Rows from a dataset
───

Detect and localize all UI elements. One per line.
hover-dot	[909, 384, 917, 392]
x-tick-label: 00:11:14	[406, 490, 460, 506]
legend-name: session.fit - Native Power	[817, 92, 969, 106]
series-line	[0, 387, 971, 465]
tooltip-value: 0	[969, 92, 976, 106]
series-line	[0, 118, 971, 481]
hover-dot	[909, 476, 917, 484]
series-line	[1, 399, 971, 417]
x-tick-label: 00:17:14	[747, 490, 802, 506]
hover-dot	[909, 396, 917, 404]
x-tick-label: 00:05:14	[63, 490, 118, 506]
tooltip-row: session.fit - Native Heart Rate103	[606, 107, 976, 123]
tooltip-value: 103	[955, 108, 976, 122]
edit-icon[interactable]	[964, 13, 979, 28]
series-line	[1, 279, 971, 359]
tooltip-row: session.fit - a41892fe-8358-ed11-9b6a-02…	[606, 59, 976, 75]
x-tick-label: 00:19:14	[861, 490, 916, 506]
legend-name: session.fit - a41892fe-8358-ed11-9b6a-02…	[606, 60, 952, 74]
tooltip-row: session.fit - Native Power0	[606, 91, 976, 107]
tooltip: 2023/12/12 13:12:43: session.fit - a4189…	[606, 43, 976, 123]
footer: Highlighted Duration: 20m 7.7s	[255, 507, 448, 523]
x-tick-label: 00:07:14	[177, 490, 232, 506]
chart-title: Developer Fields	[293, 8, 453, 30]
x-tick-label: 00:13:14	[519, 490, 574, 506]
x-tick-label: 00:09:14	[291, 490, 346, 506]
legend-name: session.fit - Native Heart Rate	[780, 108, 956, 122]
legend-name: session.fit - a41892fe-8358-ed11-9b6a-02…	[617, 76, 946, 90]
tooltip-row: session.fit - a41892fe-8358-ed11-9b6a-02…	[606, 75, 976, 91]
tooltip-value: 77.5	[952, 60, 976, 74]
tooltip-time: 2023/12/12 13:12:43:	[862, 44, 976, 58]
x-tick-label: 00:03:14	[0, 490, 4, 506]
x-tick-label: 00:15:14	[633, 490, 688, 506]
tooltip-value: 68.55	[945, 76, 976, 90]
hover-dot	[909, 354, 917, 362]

───

**Exercise objective**
Rewrite all the records above with "hover-dot" swapped for "hover-marker" everywhere it appears, keeping everything else the same.

**Worked solution**
Detect and localize all UI elements. One per line.
hover-marker	[909, 384, 917, 392]
x-tick-label: 00:11:14	[406, 490, 460, 506]
legend-name: session.fit - Native Power	[817, 92, 969, 106]
series-line	[0, 387, 971, 465]
tooltip-value: 0	[969, 92, 976, 106]
series-line	[0, 118, 971, 481]
hover-marker	[909, 476, 917, 484]
series-line	[1, 399, 971, 417]
x-tick-label: 00:17:14	[747, 490, 802, 506]
hover-marker	[909, 396, 917, 404]
x-tick-label: 00:05:14	[63, 490, 118, 506]
tooltip-row: session.fit - Native Heart Rate103	[606, 107, 976, 123]
tooltip-value: 103	[955, 108, 976, 122]
edit-icon[interactable]	[964, 13, 979, 28]
series-line	[1, 279, 971, 359]
tooltip-row: session.fit - a41892fe-8358-ed11-9b6a-02…	[606, 59, 976, 75]
x-tick-label: 00:19:14	[861, 490, 916, 506]
legend-name: session.fit - a41892fe-8358-ed11-9b6a-02…	[606, 60, 952, 74]
tooltip-row: session.fit - Native Power0	[606, 91, 976, 107]
tooltip: 2023/12/12 13:12:43: session.fit - a4189…	[606, 43, 976, 123]
footer: Highlighted Duration: 20m 7.7s	[255, 507, 448, 523]
x-tick-label: 00:07:14	[177, 490, 232, 506]
chart-title: Developer Fields	[293, 8, 453, 30]
x-tick-label: 00:13:14	[519, 490, 574, 506]
x-tick-label: 00:09:14	[291, 490, 346, 506]
legend-name: session.fit - Native Heart Rate	[780, 108, 956, 122]
legend-name: session.fit - a41892fe-8358-ed11-9b6a-02…	[617, 76, 946, 90]
tooltip-row: session.fit - a41892fe-8358-ed11-9b6a-02…	[606, 75, 976, 91]
tooltip-value: 77.5	[952, 60, 976, 74]
tooltip-time: 2023/12/12 13:12:43:	[862, 44, 976, 58]
x-tick-label: 00:03:14	[0, 490, 4, 506]
x-tick-label: 00:15:14	[633, 490, 688, 506]
tooltip-value: 68.55	[945, 76, 976, 90]
hover-marker	[909, 354, 917, 362]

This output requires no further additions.